# WHAT YOU NEED TO DO:
Leave the pictures out and print every record below exactly as it stands.

# TASK INPUT:
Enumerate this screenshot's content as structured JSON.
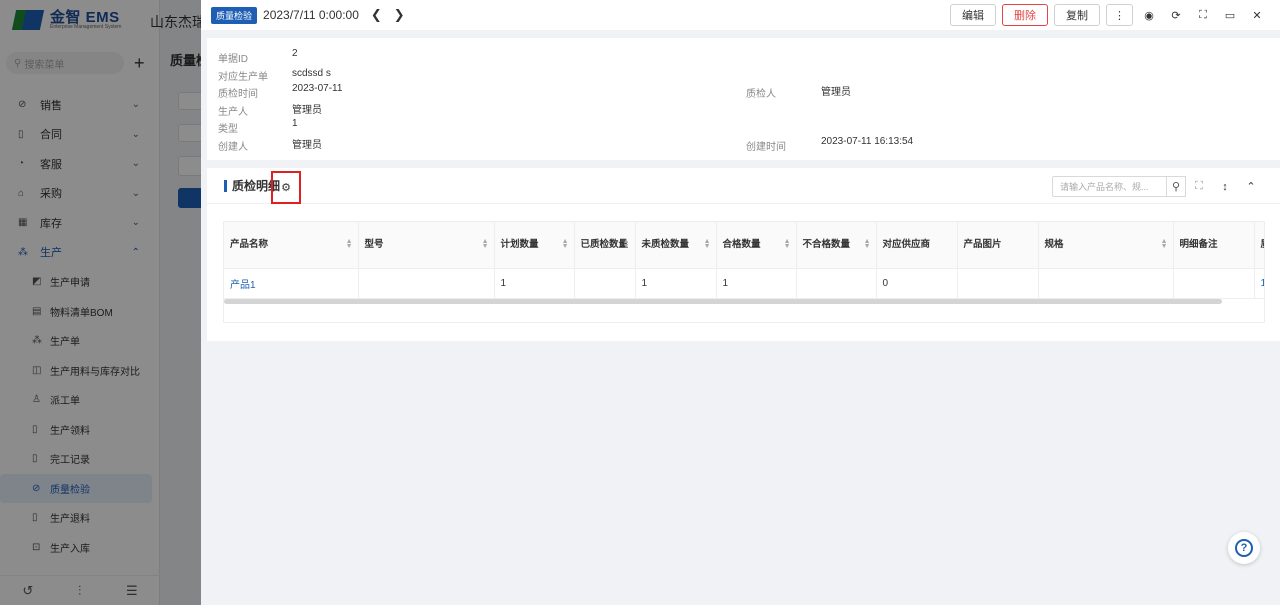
{
  "app": {
    "logo_text": "金智 EMS",
    "logo_subtext": "Enterprise Management System",
    "company_name": "山东杰瑞",
    "search_placeholder": "搜索菜单",
    "plus_label": "+",
    "page_title": "质量检"
  },
  "sidebar": {
    "items": [
      {
        "label": "销售",
        "icon": "sales-icon"
      },
      {
        "label": "合同",
        "icon": "contract-icon"
      },
      {
        "label": "客服",
        "icon": "service-icon"
      },
      {
        "label": "采购",
        "icon": "purchase-icon"
      },
      {
        "label": "库存",
        "icon": "inventory-icon"
      },
      {
        "label": "生产",
        "icon": "production-icon"
      }
    ],
    "sub_items": [
      {
        "label": "生产申请",
        "icon": "request-icon"
      },
      {
        "label": "物料清单BOM",
        "icon": "bom-icon"
      },
      {
        "label": "生产单",
        "icon": "order-icon"
      },
      {
        "label": "生产用料与库存对比",
        "icon": "compare-icon"
      },
      {
        "label": "派工单",
        "icon": "dispatch-icon"
      },
      {
        "label": "生产领料",
        "icon": "picking-icon"
      },
      {
        "label": "完工记录",
        "icon": "completion-icon"
      },
      {
        "label": "质量检验",
        "icon": "quality-icon"
      },
      {
        "label": "生产退料",
        "icon": "return-icon"
      },
      {
        "label": "生产入库",
        "icon": "stock-in-icon"
      }
    ]
  },
  "drawer": {
    "tag": "质量检验",
    "date": "2023/7/11 0:00:00",
    "buttons": {
      "edit": "编辑",
      "delete": "删除",
      "copy": "复制"
    },
    "info": {
      "doc_id_label": "单据ID",
      "doc_id": "2",
      "prod_order_label": "对应生产单",
      "prod_order": "scdssd s",
      "check_time_label": "质检时间",
      "check_time": "2023-07-11",
      "producer_label": "生产人",
      "producer": "管理员",
      "type_label": "类型",
      "type": "1",
      "creator_label": "创建人",
      "creator": "管理员",
      "inspector_label": "质检人",
      "inspector": "管理员",
      "created_time_label": "创建时间",
      "created_time": "2023-07-11 16:13:54"
    },
    "detail": {
      "title": "质检明细",
      "search_placeholder": "请输入产品名称、规...",
      "columns": [
        "产品名称",
        "型号",
        "计划数量",
        "已质检数量",
        "未质检数量",
        "合格数量",
        "不合格数量",
        "对应供应商",
        "产品图片",
        "规格",
        "明细备注",
        "质"
      ],
      "row": [
        "产品1",
        "",
        "1",
        "",
        "1",
        "1",
        "",
        "0",
        "",
        "",
        "",
        "1"
      ]
    },
    "help": "?"
  }
}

# RESPONSE FOR THIS EXERCISE:
Enumerate this screenshot's content as structured JSON.
{
  "app": {
    "logo_text": "金智 EMS",
    "logo_subtext": "Enterprise Management System",
    "company_name": "山东杰瑞",
    "search_placeholder": "搜索菜单",
    "plus_label": "+",
    "page_title": "质量检"
  },
  "sidebar": {
    "items": [
      {
        "label": "销售",
        "icon": "sales-icon"
      },
      {
        "label": "合同",
        "icon": "contract-icon"
      },
      {
        "label": "客服",
        "icon": "service-icon"
      },
      {
        "label": "采购",
        "icon": "purchase-icon"
      },
      {
        "label": "库存",
        "icon": "inventory-icon"
      },
      {
        "label": "生产",
        "icon": "production-icon"
      }
    ],
    "sub_items": [
      {
        "label": "生产申请",
        "icon": "request-icon"
      },
      {
        "label": "物料清单BOM",
        "icon": "bom-icon"
      },
      {
        "label": "生产单",
        "icon": "order-icon"
      },
      {
        "label": "生产用料与库存对比",
        "icon": "compare-icon"
      },
      {
        "label": "派工单",
        "icon": "dispatch-icon"
      },
      {
        "label": "生产领料",
        "icon": "picking-icon"
      },
      {
        "label": "完工记录",
        "icon": "completion-icon"
      },
      {
        "label": "质量检验",
        "icon": "quality-icon"
      },
      {
        "label": "生产退料",
        "icon": "return-icon"
      },
      {
        "label": "生产入库",
        "icon": "stock-in-icon"
      }
    ]
  },
  "drawer": {
    "tag": "质量检验",
    "date": "2023/7/11 0:00:00",
    "buttons": {
      "edit": "编辑",
      "delete": "删除",
      "copy": "复制"
    },
    "info": {
      "doc_id_label": "单据ID",
      "doc_id": "2",
      "prod_order_label": "对应生产单",
      "prod_order": "scdssd s",
      "check_time_label": "质检时间",
      "check_time": "2023-07-11",
      "producer_label": "生产人",
      "producer": "管理员",
      "type_label": "类型",
      "type": "1",
      "creator_label": "创建人",
      "creator": "管理员",
      "inspector_label": "质检人",
      "inspector": "管理员",
      "created_time_label": "创建时间",
      "created_time": "2023-07-11 16:13:54"
    },
    "detail": {
      "title": "质检明细",
      "search_placeholder": "请输入产品名称、规...",
      "columns": [
        "产品名称",
        "型号",
        "计划数量",
        "已质检数量",
        "未质检数量",
        "合格数量",
        "不合格数量",
        "对应供应商",
        "产品图片",
        "规格",
        "明细备注",
        "质"
      ],
      "row": [
        "产品1",
        "",
        "1",
        "",
        "1",
        "1",
        "",
        "0",
        "",
        "",
        "",
        "1"
      ]
    },
    "help": "?"
  }
}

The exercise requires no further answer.